> **Figure contents as structured data**:
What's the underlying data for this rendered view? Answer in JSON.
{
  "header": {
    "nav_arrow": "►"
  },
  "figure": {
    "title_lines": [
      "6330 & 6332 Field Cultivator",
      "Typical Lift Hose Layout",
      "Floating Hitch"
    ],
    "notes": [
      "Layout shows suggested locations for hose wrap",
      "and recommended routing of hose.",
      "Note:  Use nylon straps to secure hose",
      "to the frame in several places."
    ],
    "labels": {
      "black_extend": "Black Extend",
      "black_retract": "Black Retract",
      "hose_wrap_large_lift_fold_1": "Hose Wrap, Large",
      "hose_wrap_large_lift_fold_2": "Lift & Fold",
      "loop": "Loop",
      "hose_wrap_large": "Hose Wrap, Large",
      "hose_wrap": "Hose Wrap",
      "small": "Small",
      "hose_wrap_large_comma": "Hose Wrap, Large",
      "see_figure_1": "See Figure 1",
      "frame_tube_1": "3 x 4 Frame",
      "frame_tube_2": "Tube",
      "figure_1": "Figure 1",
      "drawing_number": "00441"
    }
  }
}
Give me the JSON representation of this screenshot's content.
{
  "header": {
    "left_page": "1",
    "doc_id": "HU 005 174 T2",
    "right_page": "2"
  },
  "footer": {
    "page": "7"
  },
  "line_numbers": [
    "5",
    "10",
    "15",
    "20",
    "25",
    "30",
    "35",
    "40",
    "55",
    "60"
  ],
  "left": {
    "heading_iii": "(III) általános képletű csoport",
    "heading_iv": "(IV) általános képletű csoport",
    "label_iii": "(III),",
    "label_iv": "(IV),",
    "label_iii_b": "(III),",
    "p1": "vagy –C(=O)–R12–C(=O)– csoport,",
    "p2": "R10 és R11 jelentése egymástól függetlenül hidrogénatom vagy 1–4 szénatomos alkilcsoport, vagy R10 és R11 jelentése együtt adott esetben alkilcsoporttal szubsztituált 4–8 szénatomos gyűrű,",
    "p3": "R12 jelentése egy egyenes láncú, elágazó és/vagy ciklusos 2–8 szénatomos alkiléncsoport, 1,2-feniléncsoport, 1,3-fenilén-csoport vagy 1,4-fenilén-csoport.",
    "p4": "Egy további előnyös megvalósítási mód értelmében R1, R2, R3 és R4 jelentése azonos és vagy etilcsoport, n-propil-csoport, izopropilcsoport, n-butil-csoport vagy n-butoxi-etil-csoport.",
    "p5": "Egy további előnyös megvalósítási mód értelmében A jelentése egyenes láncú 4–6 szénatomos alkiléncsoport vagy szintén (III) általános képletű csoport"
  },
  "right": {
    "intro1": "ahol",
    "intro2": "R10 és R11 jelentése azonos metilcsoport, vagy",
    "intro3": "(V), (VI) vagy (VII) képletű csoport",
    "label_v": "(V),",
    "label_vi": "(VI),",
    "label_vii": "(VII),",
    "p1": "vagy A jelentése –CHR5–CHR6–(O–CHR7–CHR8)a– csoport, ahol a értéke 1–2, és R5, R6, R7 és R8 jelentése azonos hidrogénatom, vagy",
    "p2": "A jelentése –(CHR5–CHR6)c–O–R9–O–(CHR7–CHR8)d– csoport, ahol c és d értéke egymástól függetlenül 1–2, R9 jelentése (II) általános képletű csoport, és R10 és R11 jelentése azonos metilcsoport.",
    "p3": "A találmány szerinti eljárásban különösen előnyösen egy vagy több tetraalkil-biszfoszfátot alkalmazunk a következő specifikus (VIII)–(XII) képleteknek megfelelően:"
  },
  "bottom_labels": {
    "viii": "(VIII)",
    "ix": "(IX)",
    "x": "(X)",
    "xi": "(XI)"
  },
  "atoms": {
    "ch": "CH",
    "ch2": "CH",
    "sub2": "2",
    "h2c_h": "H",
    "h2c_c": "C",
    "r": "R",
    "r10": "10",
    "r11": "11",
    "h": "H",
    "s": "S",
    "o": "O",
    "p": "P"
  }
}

> **Aim**:
Using the material above, report each line where "alkiléncsoport" occurs.

> **Complete response**:
    "p3": "R12 jelentése egy egyenes láncú, elágazó és/vagy ciklusos 2–8 szénatomos alkiléncsoport, 1,2-feniléncsoport, 1,3-fenilén-csoport vagy 1,4-fenilén-csoport.",
    "p5": "Egy további előnyös megvalósítási mód értelmében A jelentése egyenes láncú 4–6 szénatomos alkiléncsoport vagy szintén (III) általános képletű csoport"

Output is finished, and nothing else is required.